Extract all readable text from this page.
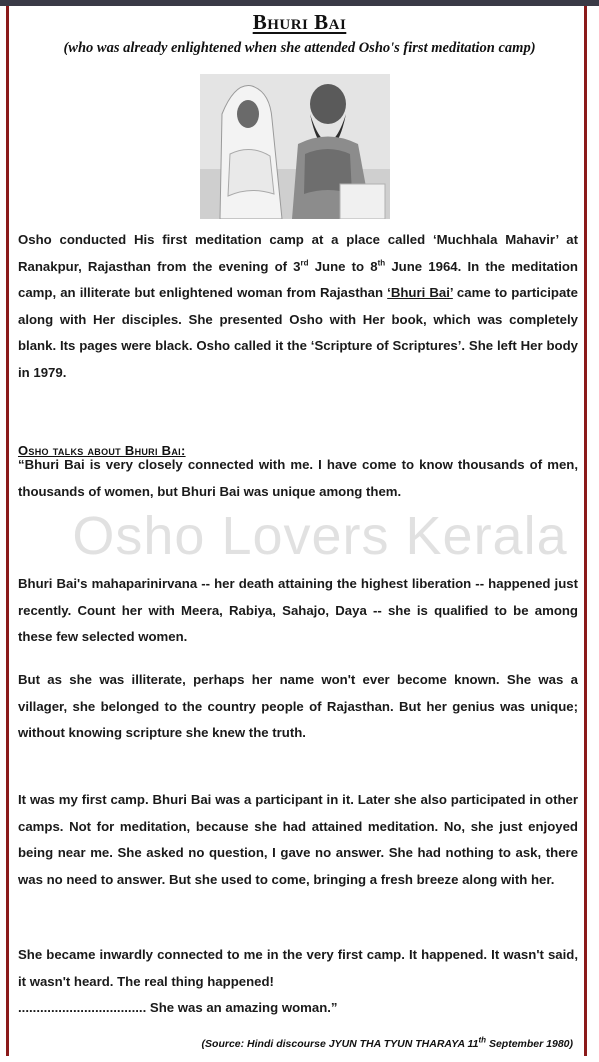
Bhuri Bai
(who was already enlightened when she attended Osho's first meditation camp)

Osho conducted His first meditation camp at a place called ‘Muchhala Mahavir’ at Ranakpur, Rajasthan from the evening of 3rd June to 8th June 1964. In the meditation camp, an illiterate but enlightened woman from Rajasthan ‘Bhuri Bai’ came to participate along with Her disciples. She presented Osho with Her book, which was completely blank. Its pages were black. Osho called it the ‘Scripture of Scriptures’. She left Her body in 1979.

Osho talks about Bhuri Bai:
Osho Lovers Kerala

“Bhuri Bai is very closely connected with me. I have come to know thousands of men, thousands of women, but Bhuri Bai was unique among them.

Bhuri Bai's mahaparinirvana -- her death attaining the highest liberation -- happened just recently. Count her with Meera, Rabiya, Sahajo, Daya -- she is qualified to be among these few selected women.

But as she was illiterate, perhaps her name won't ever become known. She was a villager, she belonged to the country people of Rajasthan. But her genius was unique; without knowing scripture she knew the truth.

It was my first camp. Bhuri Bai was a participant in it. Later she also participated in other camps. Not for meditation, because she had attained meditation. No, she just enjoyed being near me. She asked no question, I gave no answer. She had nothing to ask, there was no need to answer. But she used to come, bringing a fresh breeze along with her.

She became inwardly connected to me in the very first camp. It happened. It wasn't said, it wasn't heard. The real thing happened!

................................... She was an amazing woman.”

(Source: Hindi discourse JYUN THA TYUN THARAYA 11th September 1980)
————
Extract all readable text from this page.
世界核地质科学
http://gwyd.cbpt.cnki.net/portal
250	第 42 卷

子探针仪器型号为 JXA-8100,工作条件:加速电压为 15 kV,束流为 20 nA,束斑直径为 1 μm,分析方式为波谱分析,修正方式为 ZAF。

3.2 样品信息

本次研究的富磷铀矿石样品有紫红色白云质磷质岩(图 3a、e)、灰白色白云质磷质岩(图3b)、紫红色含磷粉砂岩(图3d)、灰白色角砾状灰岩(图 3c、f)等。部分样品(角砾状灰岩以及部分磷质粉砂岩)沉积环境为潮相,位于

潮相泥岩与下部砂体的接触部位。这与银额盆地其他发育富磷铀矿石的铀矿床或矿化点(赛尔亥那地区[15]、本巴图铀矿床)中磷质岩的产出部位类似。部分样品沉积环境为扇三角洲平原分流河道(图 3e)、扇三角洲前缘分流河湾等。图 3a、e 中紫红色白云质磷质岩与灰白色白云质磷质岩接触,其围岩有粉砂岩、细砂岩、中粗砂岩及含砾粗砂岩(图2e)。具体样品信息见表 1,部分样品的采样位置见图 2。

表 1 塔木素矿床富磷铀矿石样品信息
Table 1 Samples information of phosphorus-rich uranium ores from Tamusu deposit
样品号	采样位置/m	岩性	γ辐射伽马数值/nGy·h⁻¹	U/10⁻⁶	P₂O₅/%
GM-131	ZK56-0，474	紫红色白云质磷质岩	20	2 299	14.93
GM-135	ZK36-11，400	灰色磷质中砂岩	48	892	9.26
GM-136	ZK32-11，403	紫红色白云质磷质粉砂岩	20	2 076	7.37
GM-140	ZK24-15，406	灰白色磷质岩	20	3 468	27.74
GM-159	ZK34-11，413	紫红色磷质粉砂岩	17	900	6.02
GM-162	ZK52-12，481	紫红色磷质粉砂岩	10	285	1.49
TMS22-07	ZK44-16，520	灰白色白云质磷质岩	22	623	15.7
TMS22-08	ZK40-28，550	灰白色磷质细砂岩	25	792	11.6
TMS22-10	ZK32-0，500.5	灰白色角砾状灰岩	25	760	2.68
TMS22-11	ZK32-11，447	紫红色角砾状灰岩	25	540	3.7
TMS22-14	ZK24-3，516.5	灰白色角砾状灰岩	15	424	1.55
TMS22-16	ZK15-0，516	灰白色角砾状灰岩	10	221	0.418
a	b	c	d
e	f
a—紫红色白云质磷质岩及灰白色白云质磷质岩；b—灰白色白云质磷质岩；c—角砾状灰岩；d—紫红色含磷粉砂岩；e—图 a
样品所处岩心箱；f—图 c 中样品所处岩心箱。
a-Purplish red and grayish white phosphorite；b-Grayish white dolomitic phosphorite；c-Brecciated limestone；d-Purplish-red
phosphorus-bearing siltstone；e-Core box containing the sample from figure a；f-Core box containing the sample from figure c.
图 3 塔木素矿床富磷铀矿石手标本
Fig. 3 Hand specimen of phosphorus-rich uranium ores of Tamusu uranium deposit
————
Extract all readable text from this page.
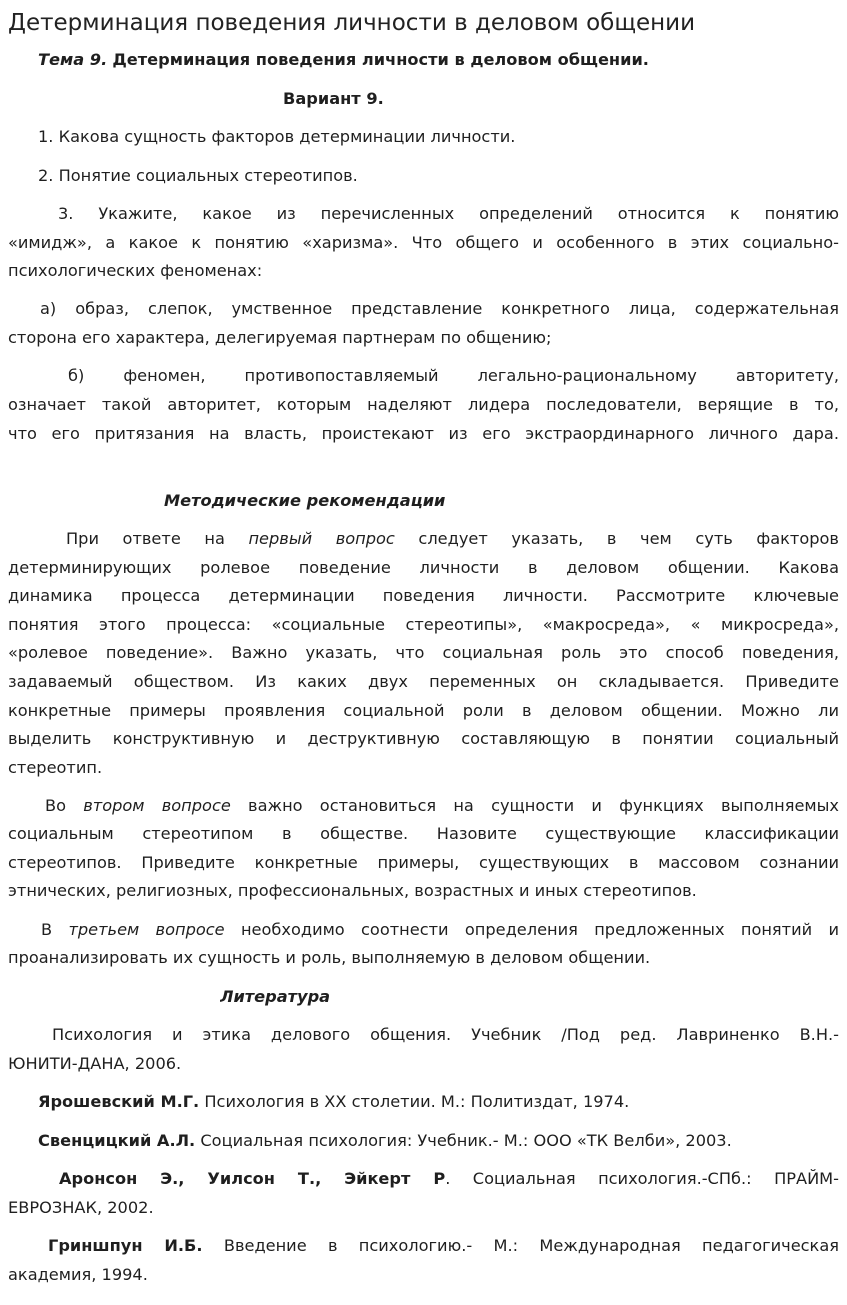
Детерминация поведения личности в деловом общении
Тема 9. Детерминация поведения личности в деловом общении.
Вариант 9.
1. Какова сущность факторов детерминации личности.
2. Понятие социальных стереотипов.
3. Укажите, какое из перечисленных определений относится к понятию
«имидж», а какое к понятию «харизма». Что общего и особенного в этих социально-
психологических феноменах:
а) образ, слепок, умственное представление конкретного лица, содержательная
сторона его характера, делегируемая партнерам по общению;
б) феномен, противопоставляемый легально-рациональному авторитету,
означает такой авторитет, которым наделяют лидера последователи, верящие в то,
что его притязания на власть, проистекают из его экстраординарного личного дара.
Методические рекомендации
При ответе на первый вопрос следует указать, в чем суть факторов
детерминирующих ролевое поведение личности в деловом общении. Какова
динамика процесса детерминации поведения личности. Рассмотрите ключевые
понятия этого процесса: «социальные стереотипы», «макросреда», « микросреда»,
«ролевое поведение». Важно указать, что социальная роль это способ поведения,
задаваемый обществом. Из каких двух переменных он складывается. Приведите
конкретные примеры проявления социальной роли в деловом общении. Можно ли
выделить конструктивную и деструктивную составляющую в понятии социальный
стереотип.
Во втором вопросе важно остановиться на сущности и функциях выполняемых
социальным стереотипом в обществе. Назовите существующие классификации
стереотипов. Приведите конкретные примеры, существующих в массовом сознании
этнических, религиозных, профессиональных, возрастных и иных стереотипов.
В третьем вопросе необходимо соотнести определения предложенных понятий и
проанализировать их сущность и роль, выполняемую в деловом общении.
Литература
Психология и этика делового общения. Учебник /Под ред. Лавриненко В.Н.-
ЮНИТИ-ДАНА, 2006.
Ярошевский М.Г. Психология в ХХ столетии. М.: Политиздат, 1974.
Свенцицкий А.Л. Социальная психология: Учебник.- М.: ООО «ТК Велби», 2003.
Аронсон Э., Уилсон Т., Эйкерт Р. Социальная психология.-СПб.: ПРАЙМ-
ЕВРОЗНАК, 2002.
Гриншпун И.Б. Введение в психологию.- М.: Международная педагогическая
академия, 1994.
————
• [Task brief] Find how many lines in the listing contain the word "phosphorus" and give that count alone.

• [Written answer] 3